__Exercise objective__:
Print exactly the lines from the one containing "Enumerate this screenshot's" through the last line of the records below, both included, and nothing else; omit any pictures.

□ □ □ □

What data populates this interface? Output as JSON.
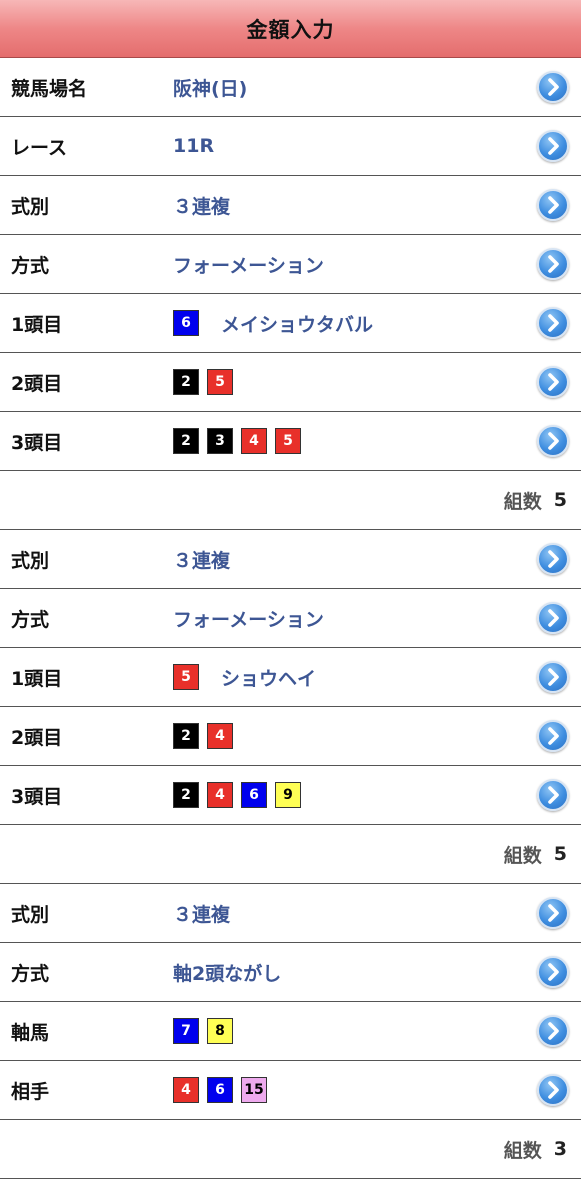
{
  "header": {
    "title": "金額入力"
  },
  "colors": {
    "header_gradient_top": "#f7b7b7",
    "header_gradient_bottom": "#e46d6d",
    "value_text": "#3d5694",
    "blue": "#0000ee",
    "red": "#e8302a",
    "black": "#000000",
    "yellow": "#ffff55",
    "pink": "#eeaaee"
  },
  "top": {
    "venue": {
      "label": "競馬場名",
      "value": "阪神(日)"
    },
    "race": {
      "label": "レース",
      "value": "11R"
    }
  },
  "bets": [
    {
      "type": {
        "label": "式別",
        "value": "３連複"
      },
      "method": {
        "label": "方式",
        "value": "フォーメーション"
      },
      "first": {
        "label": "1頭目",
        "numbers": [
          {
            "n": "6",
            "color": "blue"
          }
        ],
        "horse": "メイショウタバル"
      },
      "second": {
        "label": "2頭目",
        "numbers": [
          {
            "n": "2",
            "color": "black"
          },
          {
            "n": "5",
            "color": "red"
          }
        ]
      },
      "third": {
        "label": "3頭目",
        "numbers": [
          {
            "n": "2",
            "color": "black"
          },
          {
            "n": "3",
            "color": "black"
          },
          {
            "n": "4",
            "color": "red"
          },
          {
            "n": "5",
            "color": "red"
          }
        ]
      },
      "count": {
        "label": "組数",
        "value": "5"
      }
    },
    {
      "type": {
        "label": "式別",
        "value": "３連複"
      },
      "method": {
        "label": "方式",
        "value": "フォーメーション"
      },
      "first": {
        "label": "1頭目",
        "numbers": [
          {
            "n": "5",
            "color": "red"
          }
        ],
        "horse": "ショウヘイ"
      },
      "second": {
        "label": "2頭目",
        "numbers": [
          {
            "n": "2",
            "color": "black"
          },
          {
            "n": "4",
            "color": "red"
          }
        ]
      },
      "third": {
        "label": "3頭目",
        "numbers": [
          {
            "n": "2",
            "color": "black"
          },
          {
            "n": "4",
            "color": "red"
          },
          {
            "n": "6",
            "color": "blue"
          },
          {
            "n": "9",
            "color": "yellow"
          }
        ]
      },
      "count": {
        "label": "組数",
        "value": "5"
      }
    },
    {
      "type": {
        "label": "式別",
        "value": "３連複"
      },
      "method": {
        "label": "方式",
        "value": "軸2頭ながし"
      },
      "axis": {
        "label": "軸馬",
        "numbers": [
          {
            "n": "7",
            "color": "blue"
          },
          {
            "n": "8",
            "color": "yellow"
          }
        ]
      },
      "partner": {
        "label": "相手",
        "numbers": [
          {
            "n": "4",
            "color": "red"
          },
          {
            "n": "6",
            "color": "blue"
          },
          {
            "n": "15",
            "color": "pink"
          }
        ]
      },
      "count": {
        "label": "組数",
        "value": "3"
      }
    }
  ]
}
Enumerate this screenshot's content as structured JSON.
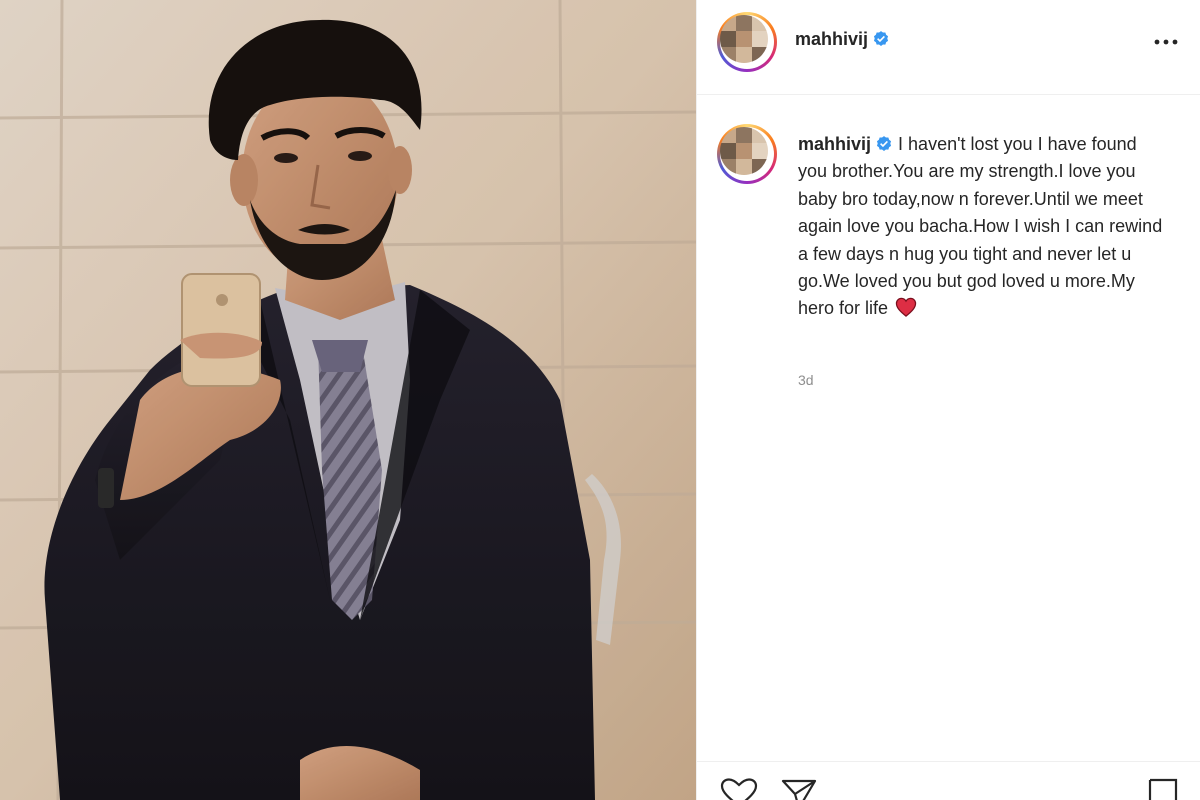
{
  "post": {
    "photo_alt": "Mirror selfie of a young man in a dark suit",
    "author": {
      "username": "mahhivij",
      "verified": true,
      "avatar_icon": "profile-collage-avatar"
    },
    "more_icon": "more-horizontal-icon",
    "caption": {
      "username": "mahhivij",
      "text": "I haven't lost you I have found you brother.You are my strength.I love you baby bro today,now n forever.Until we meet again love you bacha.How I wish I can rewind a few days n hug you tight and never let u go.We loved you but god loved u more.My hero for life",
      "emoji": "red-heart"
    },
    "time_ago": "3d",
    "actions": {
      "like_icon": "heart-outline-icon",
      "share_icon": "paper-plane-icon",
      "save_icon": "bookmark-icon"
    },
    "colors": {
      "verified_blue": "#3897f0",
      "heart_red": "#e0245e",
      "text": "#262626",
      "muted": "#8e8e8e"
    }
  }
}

□ □ □ □

__Written answer__:
Enumerate this screenshot's content as structured JSON.
{
  "post": {
    "photo_alt": "Mirror selfie of a young man in a dark suit",
    "author": {
      "username": "mahhivij",
      "verified": true,
      "avatar_icon": "profile-collage-avatar"
    },
    "more_icon": "more-horizontal-icon",
    "caption": {
      "username": "mahhivij",
      "text": "I haven't lost you I have found you brother.You are my strength.I love you baby bro today,now n forever.Until we meet again love you bacha.How I wish I can rewind a few days n hug you tight and never let u go.We loved you but god loved u more.My hero for life",
      "emoji": "red-heart"
    },
    "time_ago": "3d",
    "actions": {
      "like_icon": "heart-outline-icon",
      "share_icon": "paper-plane-icon",
      "save_icon": "bookmark-icon"
    },
    "colors": {
      "verified_blue": "#3897f0",
      "heart_red": "#e0245e",
      "text": "#262626",
      "muted": "#8e8e8e"
    }
  }
}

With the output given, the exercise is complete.